Copy out the data below verbatim.

Saved data entries:
--- START ---
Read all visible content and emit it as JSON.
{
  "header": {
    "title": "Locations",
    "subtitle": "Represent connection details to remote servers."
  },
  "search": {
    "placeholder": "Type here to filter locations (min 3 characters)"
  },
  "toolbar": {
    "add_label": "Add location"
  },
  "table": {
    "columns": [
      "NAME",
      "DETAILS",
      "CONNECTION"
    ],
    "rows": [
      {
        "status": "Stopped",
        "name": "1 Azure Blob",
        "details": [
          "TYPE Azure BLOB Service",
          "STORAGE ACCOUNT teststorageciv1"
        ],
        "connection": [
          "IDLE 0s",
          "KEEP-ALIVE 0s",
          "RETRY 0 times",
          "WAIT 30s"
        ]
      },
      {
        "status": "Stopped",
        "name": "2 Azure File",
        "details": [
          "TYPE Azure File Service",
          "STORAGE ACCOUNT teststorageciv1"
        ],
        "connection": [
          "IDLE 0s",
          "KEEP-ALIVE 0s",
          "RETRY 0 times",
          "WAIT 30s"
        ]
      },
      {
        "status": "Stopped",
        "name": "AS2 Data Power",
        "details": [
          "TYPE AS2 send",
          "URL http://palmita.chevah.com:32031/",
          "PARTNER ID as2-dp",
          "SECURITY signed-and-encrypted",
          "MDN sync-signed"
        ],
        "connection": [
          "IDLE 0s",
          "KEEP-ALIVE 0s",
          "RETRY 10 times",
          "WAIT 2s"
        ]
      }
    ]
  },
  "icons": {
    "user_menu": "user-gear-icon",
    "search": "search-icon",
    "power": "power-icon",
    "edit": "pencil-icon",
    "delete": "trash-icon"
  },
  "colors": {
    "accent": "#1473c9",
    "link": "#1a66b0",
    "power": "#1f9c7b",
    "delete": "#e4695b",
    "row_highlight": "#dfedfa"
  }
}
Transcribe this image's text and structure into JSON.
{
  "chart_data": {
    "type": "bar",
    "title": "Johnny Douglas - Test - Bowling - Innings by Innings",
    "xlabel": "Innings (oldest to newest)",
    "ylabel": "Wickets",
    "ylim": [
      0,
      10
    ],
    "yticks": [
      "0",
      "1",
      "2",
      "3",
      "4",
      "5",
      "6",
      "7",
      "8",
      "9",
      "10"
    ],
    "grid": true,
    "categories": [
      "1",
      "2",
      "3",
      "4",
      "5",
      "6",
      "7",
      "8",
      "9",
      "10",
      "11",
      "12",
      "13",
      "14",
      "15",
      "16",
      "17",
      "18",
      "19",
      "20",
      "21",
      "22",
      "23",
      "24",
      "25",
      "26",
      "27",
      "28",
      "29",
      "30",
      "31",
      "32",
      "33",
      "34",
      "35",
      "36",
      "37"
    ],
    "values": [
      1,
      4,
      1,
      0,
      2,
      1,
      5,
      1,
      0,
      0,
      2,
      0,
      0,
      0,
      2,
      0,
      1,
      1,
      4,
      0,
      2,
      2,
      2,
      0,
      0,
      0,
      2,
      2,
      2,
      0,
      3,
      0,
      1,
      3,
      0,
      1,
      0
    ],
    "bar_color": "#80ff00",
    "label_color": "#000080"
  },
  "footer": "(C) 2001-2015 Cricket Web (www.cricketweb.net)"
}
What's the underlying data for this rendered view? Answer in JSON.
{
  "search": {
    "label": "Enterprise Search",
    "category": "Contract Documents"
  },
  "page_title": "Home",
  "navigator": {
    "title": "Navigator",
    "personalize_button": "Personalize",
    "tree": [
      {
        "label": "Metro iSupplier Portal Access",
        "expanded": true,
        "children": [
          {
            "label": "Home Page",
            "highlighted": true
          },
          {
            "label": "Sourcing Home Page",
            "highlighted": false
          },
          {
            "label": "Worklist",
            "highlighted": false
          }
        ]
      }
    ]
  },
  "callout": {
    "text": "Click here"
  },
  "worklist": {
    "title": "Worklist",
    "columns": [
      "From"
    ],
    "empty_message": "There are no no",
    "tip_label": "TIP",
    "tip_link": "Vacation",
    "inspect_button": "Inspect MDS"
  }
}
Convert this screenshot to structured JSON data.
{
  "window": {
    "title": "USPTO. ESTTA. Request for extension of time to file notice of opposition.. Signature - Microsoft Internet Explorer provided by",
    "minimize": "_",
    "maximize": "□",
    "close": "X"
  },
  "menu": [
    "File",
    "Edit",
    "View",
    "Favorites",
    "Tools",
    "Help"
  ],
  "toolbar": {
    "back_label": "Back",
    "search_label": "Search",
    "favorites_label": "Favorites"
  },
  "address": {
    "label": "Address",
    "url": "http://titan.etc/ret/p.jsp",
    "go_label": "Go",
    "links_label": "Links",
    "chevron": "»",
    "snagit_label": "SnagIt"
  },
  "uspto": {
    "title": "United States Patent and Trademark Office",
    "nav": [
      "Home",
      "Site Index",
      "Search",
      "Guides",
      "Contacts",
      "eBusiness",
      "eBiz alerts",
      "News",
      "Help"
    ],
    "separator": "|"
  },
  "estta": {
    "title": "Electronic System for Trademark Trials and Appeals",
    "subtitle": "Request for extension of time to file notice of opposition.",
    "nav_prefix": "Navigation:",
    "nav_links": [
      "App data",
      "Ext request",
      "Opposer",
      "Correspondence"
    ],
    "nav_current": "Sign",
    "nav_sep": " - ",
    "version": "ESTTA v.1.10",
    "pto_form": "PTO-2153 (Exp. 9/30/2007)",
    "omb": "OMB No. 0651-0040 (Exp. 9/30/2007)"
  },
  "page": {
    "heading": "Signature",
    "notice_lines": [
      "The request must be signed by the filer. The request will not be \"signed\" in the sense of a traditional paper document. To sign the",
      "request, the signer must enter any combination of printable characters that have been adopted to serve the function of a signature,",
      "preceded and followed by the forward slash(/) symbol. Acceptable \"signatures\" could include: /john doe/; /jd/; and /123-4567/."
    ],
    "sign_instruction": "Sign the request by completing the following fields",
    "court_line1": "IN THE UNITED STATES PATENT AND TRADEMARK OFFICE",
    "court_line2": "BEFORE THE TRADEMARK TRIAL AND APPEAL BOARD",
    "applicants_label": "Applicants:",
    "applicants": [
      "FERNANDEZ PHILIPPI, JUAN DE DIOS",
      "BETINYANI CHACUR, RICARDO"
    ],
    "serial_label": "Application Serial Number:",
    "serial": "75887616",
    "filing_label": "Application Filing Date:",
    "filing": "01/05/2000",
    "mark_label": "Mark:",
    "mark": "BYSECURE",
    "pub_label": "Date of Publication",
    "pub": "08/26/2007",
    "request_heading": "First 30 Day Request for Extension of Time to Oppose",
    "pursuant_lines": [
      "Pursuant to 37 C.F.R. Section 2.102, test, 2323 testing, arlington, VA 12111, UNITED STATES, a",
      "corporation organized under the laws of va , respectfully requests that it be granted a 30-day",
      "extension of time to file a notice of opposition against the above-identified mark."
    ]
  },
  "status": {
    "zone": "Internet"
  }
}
--- END ---
→ **REPLY TO THE EXERCISE**:
Read all visible content and emit it as JSON.
{
  "header": {
    "title": "Locations",
    "subtitle": "Represent connection details to remote servers."
  },
  "search": {
    "placeholder": "Type here to filter locations (min 3 characters)"
  },
  "toolbar": {
    "add_label": "Add location"
  },
  "table": {
    "columns": [
      "NAME",
      "DETAILS",
      "CONNECTION"
    ],
    "rows": [
      {
        "status": "Stopped",
        "name": "1 Azure Blob",
        "details": [
          "TYPE Azure BLOB Service",
          "STORAGE ACCOUNT teststorageciv1"
        ],
        "connection": [
          "IDLE 0s",
          "KEEP-ALIVE 0s",
          "RETRY 0 times",
          "WAIT 30s"
        ]
      },
      {
        "status": "Stopped",
        "name": "2 Azure File",
        "details": [
          "TYPE Azure File Service",
          "STORAGE ACCOUNT teststorageciv1"
        ],
        "connection": [
          "IDLE 0s",
          "KEEP-ALIVE 0s",
          "RETRY 0 times",
          "WAIT 30s"
        ]
      },
      {
        "status": "Stopped",
        "name": "AS2 Data Power",
        "details": [
          "TYPE AS2 send",
          "URL http://palmita.chevah.com:32031/",
          "PARTNER ID as2-dp",
          "SECURITY signed-and-encrypted",
          "MDN sync-signed"
        ],
        "connection": [
          "IDLE 0s",
          "KEEP-ALIVE 0s",
          "RETRY 10 times",
          "WAIT 2s"
        ]
      }
    ]
  },
  "icons": {
    "user_menu": "user-gear-icon",
    "search": "search-icon",
    "power": "power-icon",
    "edit": "pencil-icon",
    "delete": "trash-icon"
  },
  "colors": {
    "accent": "#1473c9",
    "link": "#1a66b0",
    "power": "#1f9c7b",
    "delete": "#e4695b",
    "row_highlight": "#dfedfa"
  }
}
Transcribe this image's text and structure into JSON.
{
  "chart_data": {
    "type": "bar",
    "title": "Johnny Douglas - Test - Bowling - Innings by Innings",
    "xlabel": "Innings (oldest to newest)",
    "ylabel": "Wickets",
    "ylim": [
      0,
      10
    ],
    "yticks": [
      "0",
      "1",
      "2",
      "3",
      "4",
      "5",
      "6",
      "7",
      "8",
      "9",
      "10"
    ],
    "grid": true,
    "categories": [
      "1",
      "2",
      "3",
      "4",
      "5",
      "6",
      "7",
      "8",
      "9",
      "10",
      "11",
      "12",
      "13",
      "14",
      "15",
      "16",
      "17",
      "18",
      "19",
      "20",
      "21",
      "22",
      "23",
      "24",
      "25",
      "26",
      "27",
      "28",
      "29",
      "30",
      "31",
      "32",
      "33",
      "34",
      "35",
      "36",
      "37"
    ],
    "values": [
      1,
      4,
      1,
      0,
      2,
      1,
      5,
      1,
      0,
      0,
      2,
      0,
      0,
      0,
      2,
      0,
      1,
      1,
      4,
      0,
      2,
      2,
      2,
      0,
      0,
      0,
      2,
      2,
      2,
      0,
      3,
      0,
      1,
      3,
      0,
      1,
      0
    ],
    "bar_color": "#80ff00",
    "label_color": "#000080"
  },
  "footer": "(C) 2001-2015 Cricket Web (www.cricketweb.net)"
}
What's the underlying data for this rendered view? Answer in JSON.
{
  "search": {
    "label": "Enterprise Search",
    "category": "Contract Documents"
  },
  "page_title": "Home",
  "navigator": {
    "title": "Navigator",
    "personalize_button": "Personalize",
    "tree": [
      {
        "label": "Metro iSupplier Portal Access",
        "expanded": true,
        "children": [
          {
            "label": "Home Page",
            "highlighted": true
          },
          {
            "label": "Sourcing Home Page",
            "highlighted": false
          },
          {
            "label": "Worklist",
            "highlighted": false
          }
        ]
      }
    ]
  },
  "callout": {
    "text": "Click here"
  },
  "worklist": {
    "title": "Worklist",
    "columns": [
      "From"
    ],
    "empty_message": "There are no no",
    "tip_label": "TIP",
    "tip_link": "Vacation",
    "inspect_button": "Inspect MDS"
  }
}
Convert this screenshot to structured JSON data.
{
  "window": {
    "title": "USPTO. ESTTA. Request for extension of time to file notice of opposition.. Signature - Microsoft Internet Explorer provided by",
    "minimize": "_",
    "maximize": "□",
    "close": "X"
  },
  "menu": [
    "File",
    "Edit",
    "View",
    "Favorites",
    "Tools",
    "Help"
  ],
  "toolbar": {
    "back_label": "Back",
    "search_label": "Search",
    "favorites_label": "Favorites"
  },
  "address": {
    "label": "Address",
    "url": "http://titan.etc/ret/p.jsp",
    "go_label": "Go",
    "links_label": "Links",
    "chevron": "»",
    "snagit_label": "SnagIt"
  },
  "uspto": {
    "title": "United States Patent and Trademark Office",
    "nav": [
      "Home",
      "Site Index",
      "Search",
      "Guides",
      "Contacts",
      "eBusiness",
      "eBiz alerts",
      "News",
      "Help"
    ],
    "separator": "|"
  },
  "estta": {
    "title": "Electronic System for Trademark Trials and Appeals",
    "subtitle": "Request for extension of time to file notice of opposition.",
    "nav_prefix": "Navigation:",
    "nav_links": [
      "App data",
      "Ext request",
      "Opposer",
      "Correspondence"
    ],
    "nav_current": "Sign",
    "nav_sep": " - ",
    "version": "ESTTA v.1.10",
    "pto_form": "PTO-2153 (Exp. 9/30/2007)",
    "omb": "OMB No. 0651-0040 (Exp. 9/30/2007)"
  },
  "page": {
    "heading": "Signature",
    "notice_lines": [
      "The request must be signed by the filer. The request will not be \"signed\" in the sense of a traditional paper document. To sign the",
      "request, the signer must enter any combination of printable characters that have been adopted to serve the function of a signature,",
      "preceded and followed by the forward slash(/) symbol. Acceptable \"signatures\" could include: /john doe/; /jd/; and /123-4567/."
    ],
    "sign_instruction": "Sign the request by completing the following fields",
    "court_line1": "IN THE UNITED STATES PATENT AND TRADEMARK OFFICE",
    "court_line2": "BEFORE THE TRADEMARK TRIAL AND APPEAL BOARD",
    "applicants_label": "Applicants:",
    "applicants": [
      "FERNANDEZ PHILIPPI, JUAN DE DIOS",
      "BETINYANI CHACUR, RICARDO"
    ],
    "serial_label": "Application Serial Number:",
    "serial": "75887616",
    "filing_label": "Application Filing Date:",
    "filing": "01/05/2000",
    "mark_label": "Mark:",
    "mark": "BYSECURE",
    "pub_label": "Date of Publication",
    "pub": "08/26/2007",
    "request_heading": "First 30 Day Request for Extension of Time to Oppose",
    "pursuant_lines": [
      "Pursuant to 37 C.F.R. Section 2.102, test, 2323 testing, arlington, VA 12111, UNITED STATES, a",
      "corporation organized under the laws of va , respectfully requests that it be granted a 30-day",
      "extension of time to file a notice of opposition against the above-identified mark."
    ]
  },
  "status": {
    "zone": "Internet"
  }
}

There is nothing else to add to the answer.